**Text provided**
▬▬▬

CSCI 301 L22 Notes

Lecture 22 - Notes

Goals

Know the definition of and notation for alphabet, symbol, string, and language.
Know how to interpret a diagram of a finite automaton (FA)
Know the formal definition of a FA
Know how to determine if a finite automaton is deterministic
Be able to construct a DFA that accepts simple languages

Announcements

A5 and Week 5 Survey due tomorrow night
A6 out circa Wednesday night, due the following Wednesday

Automata Theory

As we discussed last time, the theory of computation studies computability and complexity, both of which relate to whether and how efficiently a computer can solve a certain (class of) problems.

To study these, we need to formalize and define what we mean by both of these things: computer and problem.

We saw an example of a state machine, a kind of automaton that determines its state in response to some inputs, and reaches an “accept state” depending on its inputs. Automata like these comprise our mathematical model(s) of computers, and we’ll see several types of automata with varying levels of computational power.

To formalize our notion of problems, we will focus on a particular form of problem of language acceptance. Informally, this means that a machine will be able to process a sequence of characters (a string) and determine whether it belongs to a certain family of strings (a language).

For example, a machine might be designed to “accept” strings representing binary numbers that are odd (i.e., they end in the digit 1). In our toll gate example, the automaton accepts the language of strings representing sequences of coins that add up to at least $15\textcent$.

▬▬▬

**Entries shown**
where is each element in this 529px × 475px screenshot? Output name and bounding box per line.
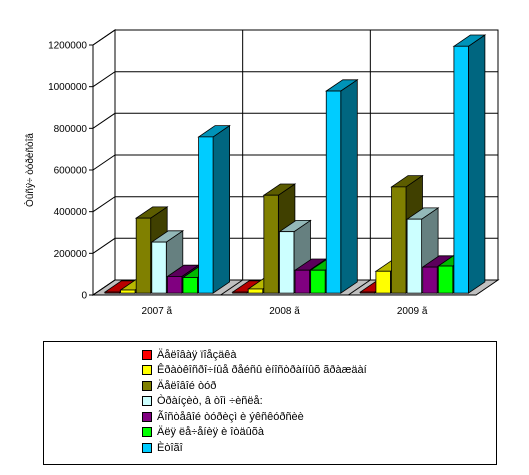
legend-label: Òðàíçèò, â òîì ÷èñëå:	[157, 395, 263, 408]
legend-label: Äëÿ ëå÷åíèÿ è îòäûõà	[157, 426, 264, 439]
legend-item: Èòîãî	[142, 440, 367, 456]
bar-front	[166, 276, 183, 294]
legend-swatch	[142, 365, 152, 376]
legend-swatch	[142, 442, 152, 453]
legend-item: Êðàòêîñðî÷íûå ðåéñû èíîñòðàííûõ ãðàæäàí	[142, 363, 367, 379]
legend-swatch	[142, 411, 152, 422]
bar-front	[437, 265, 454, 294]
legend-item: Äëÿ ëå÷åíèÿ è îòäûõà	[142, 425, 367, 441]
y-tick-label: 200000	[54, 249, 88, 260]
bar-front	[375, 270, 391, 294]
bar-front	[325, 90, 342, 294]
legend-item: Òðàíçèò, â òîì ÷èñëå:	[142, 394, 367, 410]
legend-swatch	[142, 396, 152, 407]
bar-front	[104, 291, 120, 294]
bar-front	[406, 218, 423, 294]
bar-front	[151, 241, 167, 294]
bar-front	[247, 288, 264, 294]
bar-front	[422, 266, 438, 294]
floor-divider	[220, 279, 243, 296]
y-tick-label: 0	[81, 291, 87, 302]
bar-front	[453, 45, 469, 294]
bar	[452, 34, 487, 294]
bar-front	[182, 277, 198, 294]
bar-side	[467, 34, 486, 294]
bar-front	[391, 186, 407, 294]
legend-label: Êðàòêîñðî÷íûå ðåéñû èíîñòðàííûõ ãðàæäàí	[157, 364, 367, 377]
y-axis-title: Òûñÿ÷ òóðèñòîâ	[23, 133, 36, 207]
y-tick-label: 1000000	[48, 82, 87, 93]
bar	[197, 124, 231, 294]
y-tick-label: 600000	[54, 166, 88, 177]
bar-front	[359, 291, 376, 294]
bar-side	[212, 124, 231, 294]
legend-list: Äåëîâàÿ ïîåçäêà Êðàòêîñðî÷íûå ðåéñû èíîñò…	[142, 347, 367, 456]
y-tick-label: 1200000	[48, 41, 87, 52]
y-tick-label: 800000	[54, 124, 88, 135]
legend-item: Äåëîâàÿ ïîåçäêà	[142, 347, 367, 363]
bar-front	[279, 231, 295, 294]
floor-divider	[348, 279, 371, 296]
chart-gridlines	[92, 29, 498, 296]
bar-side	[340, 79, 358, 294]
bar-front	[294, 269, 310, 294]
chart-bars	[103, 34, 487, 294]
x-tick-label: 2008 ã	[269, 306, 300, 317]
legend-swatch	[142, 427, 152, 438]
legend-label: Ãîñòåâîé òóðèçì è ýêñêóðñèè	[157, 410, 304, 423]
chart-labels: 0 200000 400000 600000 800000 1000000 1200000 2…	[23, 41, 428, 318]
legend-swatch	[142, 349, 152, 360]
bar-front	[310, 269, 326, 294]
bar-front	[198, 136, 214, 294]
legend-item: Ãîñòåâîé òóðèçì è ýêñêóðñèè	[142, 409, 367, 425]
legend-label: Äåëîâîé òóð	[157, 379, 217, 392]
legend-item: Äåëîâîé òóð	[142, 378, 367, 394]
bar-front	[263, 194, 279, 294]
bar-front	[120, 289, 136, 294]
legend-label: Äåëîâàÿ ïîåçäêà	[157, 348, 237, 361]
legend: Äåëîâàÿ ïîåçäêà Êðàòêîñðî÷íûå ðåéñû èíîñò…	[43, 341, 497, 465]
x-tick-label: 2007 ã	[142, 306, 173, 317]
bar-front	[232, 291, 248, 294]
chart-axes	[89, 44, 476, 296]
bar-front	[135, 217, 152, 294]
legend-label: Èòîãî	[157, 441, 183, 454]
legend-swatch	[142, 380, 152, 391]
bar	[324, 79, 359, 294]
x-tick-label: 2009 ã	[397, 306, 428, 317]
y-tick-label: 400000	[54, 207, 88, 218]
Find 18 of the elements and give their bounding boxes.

▬▬▬

**The task**
From the lecture notes above, copy word for word the part that opens with the words containing "For example, a" and closes with "at least $15\textcent$.".

**Task result**
For example, a machine might be designed to “accept” strings representing binary numbers that are odd (i.e., they end in the digit 1). In our toll gate example, the automaton accepts the language of strings representing sequences of coins that add up to at least $15\textcent$.